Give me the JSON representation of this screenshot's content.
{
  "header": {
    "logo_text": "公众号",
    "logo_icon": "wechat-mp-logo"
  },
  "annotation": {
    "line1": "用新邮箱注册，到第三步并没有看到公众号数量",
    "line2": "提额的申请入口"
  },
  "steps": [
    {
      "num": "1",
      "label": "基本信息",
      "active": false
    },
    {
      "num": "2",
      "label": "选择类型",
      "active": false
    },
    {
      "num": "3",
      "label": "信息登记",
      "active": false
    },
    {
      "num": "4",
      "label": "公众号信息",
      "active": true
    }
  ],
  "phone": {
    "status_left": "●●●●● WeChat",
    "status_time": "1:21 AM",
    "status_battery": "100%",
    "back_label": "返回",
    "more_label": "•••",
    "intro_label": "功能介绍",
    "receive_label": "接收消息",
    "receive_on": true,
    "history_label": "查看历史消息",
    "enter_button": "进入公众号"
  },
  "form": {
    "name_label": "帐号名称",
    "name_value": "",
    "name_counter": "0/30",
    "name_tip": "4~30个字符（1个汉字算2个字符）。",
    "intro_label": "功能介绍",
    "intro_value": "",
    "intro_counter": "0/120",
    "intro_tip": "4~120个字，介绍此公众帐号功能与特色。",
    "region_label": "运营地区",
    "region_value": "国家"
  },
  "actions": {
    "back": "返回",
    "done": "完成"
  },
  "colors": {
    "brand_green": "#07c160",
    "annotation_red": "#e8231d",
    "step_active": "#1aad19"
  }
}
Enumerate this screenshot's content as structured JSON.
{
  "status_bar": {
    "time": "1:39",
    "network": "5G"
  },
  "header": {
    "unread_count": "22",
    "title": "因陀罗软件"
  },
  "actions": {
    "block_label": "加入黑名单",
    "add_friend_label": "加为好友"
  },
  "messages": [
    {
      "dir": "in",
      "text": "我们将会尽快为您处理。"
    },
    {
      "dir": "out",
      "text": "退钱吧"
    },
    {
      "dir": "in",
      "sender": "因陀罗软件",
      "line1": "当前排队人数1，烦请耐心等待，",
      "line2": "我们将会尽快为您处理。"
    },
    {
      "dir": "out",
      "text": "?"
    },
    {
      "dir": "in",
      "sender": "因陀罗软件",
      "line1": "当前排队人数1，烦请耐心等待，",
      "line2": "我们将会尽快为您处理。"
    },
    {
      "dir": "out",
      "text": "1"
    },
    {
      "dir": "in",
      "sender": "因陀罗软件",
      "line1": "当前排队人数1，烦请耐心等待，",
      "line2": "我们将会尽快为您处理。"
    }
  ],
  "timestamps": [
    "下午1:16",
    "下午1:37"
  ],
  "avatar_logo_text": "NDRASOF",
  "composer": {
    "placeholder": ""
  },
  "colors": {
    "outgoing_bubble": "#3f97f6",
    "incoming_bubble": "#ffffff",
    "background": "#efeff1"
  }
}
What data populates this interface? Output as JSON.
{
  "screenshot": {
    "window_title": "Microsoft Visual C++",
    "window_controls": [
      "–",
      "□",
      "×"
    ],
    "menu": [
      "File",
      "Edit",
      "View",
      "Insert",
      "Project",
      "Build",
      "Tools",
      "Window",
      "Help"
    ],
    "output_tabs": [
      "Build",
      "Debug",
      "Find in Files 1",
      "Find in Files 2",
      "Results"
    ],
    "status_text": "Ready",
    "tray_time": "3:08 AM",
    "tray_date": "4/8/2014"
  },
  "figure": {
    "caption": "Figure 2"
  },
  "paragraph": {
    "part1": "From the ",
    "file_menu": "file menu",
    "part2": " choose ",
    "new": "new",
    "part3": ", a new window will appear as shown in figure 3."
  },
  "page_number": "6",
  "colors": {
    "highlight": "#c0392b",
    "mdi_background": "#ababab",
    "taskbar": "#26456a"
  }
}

• • •

| Written exercise |
Go through the listing and print each line exactly as it appears.

| Final result |
Give me the JSON representation of this screenshot's content.
{
  "header": {
    "logo_text": "公众号",
    "logo_icon": "wechat-mp-logo"
  },
  "annotation": {
    "line1": "用新邮箱注册，到第三步并没有看到公众号数量",
    "line2": "提额的申请入口"
  },
  "steps": [
    {
      "num": "1",
      "label": "基本信息",
      "active": false
    },
    {
      "num": "2",
      "label": "选择类型",
      "active": false
    },
    {
      "num": "3",
      "label": "信息登记",
      "active": false
    },
    {
      "num": "4",
      "label": "公众号信息",
      "active": true
    }
  ],
  "phone": {
    "status_left": "●●●●● WeChat",
    "status_time": "1:21 AM",
    "status_battery": "100%",
    "back_label": "返回",
    "more_label": "•••",
    "intro_label": "功能介绍",
    "receive_label": "接收消息",
    "receive_on": true,
    "history_label": "查看历史消息",
    "enter_button": "进入公众号"
  },
  "form": {
    "name_label": "帐号名称",
    "name_value": "",
    "name_counter": "0/30",
    "name_tip": "4~30个字符（1个汉字算2个字符）。",
    "intro_label": "功能介绍",
    "intro_value": "",
    "intro_counter": "0/120",
    "intro_tip": "4~120个字，介绍此公众帐号功能与特色。",
    "region_label": "运营地区",
    "region_value": "国家"
  },
  "actions": {
    "back": "返回",
    "done": "完成"
  },
  "colors": {
    "brand_green": "#07c160",
    "annotation_red": "#e8231d",
    "step_active": "#1aad19"
  }
}
Enumerate this screenshot's content as structured JSON.
{
  "status_bar": {
    "time": "1:39",
    "network": "5G"
  },
  "header": {
    "unread_count": "22",
    "title": "因陀罗软件"
  },
  "actions": {
    "block_label": "加入黑名单",
    "add_friend_label": "加为好友"
  },
  "messages": [
    {
      "dir": "in",
      "text": "我们将会尽快为您处理。"
    },
    {
      "dir": "out",
      "text": "退钱吧"
    },
    {
      "dir": "in",
      "sender": "因陀罗软件",
      "line1": "当前排队人数1，烦请耐心等待，",
      "line2": "我们将会尽快为您处理。"
    },
    {
      "dir": "out",
      "text": "?"
    },
    {
      "dir": "in",
      "sender": "因陀罗软件",
      "line1": "当前排队人数1，烦请耐心等待，",
      "line2": "我们将会尽快为您处理。"
    },
    {
      "dir": "out",
      "text": "1"
    },
    {
      "dir": "in",
      "sender": "因陀罗软件",
      "line1": "当前排队人数1，烦请耐心等待，",
      "line2": "我们将会尽快为您处理。"
    }
  ],
  "timestamps": [
    "下午1:16",
    "下午1:37"
  ],
  "avatar_logo_text": "NDRASOF",
  "composer": {
    "placeholder": ""
  },
  "colors": {
    "outgoing_bubble": "#3f97f6",
    "incoming_bubble": "#ffffff",
    "background": "#efeff1"
  }
}
What data populates this interface? Output as JSON.
{
  "screenshot": {
    "window_title": "Microsoft Visual C++",
    "window_controls": [
      "–",
      "□",
      "×"
    ],
    "menu": [
      "File",
      "Edit",
      "View",
      "Insert",
      "Project",
      "Build",
      "Tools",
      "Window",
      "Help"
    ],
    "output_tabs": [
      "Build",
      "Debug",
      "Find in Files 1",
      "Find in Files 2",
      "Results"
    ],
    "status_text": "Ready",
    "tray_time": "3:08 AM",
    "tray_date": "4/8/2014"
  },
  "figure": {
    "caption": "Figure 2"
  },
  "paragraph": {
    "part1": "From the ",
    "file_menu": "file menu",
    "part2": " choose ",
    "new": "new",
    "part3": ", a new window will appear as shown in figure 3."
  },
  "page_number": "6",
  "colors": {
    "highlight": "#c0392b",
    "mdi_background": "#ababab",
    "taskbar": "#26456a"
  }
}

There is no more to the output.